-- Start GIVEN DATA --
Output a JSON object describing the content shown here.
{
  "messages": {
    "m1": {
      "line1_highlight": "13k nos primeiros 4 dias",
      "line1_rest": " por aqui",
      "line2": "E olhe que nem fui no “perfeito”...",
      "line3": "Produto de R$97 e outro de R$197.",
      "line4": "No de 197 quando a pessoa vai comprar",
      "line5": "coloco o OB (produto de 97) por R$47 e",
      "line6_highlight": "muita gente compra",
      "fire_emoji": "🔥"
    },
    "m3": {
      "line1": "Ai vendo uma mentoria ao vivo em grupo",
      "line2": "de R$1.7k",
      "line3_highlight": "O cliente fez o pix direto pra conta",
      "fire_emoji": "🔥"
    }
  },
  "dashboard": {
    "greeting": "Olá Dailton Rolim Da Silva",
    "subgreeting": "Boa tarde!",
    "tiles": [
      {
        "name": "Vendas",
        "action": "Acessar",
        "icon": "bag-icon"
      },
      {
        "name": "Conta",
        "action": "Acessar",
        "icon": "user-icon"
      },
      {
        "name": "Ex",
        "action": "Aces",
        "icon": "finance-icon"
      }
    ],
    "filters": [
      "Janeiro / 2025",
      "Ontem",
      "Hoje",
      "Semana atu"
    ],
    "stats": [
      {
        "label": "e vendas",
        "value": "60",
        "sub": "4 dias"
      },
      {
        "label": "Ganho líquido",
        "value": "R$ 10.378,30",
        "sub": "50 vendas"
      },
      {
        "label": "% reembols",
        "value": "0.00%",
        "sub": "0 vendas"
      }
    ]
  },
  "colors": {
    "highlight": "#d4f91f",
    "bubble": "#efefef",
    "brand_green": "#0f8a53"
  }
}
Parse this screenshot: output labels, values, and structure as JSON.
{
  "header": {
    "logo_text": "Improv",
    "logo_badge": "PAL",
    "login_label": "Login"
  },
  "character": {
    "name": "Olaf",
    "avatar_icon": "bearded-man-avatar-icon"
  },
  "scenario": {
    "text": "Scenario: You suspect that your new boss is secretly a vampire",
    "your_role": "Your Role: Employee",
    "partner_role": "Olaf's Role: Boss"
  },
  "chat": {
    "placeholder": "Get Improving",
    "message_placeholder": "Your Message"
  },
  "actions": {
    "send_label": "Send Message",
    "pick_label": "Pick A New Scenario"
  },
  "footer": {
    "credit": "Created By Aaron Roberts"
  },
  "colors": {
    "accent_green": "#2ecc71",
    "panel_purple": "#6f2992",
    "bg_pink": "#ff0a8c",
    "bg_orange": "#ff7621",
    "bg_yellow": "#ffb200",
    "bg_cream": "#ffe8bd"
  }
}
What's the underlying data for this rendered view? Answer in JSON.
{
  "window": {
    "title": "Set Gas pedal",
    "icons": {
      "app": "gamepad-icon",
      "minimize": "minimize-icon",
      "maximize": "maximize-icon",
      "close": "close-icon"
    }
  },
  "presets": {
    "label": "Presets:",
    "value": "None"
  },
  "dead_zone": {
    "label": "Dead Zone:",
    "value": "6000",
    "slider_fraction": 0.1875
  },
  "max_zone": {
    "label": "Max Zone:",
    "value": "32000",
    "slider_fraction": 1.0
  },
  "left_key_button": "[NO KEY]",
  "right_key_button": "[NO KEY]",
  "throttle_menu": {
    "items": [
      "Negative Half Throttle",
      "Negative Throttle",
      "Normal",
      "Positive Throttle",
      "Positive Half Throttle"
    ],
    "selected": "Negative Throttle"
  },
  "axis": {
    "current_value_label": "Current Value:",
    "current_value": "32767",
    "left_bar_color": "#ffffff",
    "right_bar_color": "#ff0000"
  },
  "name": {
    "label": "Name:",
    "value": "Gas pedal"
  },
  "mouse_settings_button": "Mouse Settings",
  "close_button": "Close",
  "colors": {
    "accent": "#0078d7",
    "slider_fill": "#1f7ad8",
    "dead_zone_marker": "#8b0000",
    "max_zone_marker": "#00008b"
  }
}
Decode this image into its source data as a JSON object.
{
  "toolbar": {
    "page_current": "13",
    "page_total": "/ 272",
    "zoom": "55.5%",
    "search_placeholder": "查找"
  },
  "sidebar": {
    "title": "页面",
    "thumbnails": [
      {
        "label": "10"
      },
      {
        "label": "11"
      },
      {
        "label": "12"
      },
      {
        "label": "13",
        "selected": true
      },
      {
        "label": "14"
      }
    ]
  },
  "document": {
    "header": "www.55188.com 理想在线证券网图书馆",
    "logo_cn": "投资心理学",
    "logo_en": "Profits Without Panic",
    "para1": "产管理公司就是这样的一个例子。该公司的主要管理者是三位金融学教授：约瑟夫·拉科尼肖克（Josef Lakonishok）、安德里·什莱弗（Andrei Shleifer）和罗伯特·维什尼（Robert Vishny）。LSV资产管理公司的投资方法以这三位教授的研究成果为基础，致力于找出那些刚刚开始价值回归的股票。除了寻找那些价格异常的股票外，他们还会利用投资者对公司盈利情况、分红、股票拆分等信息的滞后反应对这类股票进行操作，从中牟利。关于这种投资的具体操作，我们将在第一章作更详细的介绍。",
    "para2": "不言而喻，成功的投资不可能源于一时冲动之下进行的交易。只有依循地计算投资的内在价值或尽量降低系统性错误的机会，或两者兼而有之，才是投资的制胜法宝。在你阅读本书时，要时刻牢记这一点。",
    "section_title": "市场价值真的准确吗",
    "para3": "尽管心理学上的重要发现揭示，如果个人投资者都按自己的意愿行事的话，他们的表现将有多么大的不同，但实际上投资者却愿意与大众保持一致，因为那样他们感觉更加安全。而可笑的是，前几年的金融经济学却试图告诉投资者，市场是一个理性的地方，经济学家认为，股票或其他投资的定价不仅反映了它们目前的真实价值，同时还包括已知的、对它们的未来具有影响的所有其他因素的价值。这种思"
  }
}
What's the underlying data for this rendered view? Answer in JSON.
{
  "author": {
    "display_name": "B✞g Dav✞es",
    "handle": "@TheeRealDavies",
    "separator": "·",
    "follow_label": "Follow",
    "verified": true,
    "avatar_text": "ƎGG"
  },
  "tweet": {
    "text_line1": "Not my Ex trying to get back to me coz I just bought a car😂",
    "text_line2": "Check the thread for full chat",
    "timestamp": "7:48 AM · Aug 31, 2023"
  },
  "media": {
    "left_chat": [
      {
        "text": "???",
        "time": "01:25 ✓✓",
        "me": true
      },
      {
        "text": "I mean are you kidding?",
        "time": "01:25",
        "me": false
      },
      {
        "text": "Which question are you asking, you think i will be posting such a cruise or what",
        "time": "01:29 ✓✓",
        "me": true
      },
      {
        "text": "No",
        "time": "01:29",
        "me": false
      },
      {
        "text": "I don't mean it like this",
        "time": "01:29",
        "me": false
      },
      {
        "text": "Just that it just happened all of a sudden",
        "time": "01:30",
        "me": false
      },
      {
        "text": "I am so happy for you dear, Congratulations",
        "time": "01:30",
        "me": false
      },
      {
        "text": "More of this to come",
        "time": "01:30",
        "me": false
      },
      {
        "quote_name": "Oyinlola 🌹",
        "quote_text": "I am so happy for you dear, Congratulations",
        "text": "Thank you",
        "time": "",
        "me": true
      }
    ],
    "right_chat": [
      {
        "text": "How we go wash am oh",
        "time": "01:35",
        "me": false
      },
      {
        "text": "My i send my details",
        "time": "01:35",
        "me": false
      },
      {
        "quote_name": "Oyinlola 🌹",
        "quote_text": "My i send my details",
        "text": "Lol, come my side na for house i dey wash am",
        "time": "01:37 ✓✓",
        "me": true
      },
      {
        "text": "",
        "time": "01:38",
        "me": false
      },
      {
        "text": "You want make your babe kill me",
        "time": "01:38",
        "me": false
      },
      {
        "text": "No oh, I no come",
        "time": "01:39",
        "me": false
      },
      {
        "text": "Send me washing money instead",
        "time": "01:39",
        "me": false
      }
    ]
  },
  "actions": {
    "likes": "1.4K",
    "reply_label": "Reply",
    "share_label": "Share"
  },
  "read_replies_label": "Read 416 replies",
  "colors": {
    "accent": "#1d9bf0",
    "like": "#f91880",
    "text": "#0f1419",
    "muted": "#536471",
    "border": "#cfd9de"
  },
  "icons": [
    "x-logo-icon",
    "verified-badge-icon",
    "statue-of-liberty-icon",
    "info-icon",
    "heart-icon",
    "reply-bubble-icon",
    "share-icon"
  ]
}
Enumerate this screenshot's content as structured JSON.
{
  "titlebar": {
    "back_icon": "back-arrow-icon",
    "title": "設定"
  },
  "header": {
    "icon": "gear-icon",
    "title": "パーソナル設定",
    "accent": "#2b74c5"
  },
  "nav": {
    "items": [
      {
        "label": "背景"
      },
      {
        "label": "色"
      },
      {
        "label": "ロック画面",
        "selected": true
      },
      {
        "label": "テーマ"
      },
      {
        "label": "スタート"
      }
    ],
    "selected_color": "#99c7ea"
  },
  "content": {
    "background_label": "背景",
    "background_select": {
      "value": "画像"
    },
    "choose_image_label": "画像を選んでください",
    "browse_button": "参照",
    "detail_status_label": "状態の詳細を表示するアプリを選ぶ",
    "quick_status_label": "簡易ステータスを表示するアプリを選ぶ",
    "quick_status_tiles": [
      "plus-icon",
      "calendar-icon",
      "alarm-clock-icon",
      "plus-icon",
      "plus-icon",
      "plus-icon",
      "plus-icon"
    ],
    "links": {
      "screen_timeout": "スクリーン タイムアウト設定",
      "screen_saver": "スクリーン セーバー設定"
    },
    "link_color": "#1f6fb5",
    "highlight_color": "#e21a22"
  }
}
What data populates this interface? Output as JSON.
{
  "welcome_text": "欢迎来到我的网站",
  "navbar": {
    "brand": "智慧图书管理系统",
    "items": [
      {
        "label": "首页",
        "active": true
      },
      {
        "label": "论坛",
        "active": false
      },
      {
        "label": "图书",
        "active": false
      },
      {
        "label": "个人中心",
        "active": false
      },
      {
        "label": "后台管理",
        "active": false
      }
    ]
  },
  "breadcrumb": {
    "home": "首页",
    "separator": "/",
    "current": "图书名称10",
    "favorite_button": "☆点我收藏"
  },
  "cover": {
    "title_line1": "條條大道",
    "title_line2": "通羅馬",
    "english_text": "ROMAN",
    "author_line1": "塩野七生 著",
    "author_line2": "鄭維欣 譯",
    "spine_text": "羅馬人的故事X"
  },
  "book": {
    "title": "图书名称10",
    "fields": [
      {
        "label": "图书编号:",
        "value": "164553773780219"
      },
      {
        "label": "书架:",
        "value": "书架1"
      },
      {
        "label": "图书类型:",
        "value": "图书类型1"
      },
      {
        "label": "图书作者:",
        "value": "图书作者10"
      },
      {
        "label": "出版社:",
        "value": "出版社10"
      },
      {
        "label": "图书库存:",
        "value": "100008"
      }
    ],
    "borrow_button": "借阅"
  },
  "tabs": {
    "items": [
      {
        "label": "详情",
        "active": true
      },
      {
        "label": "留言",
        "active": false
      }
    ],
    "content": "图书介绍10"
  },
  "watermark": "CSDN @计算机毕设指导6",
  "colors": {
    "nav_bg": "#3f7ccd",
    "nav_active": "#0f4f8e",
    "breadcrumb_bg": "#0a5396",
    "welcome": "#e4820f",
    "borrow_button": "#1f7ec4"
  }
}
-- End GIVEN DATA --
◆ EXERCISE DIRECTIONS
Isolate the lines that hold the word "this" and copy all of them.

◆ EXERCISE RESPONSE
Parse this screenshot: output labels, values, and structure as JSON.
What's the underlying data for this rendered view? Answer in JSON.
Decode this image into its source data as a JSON object.
What's the underlying data for this rendered view? Answer in JSON.
        "text": "I don't mean it like this",
        "text": "More of this to come",
Enumerate this screenshot's content as structured JSON.
What data populates this interface? Output as JSON.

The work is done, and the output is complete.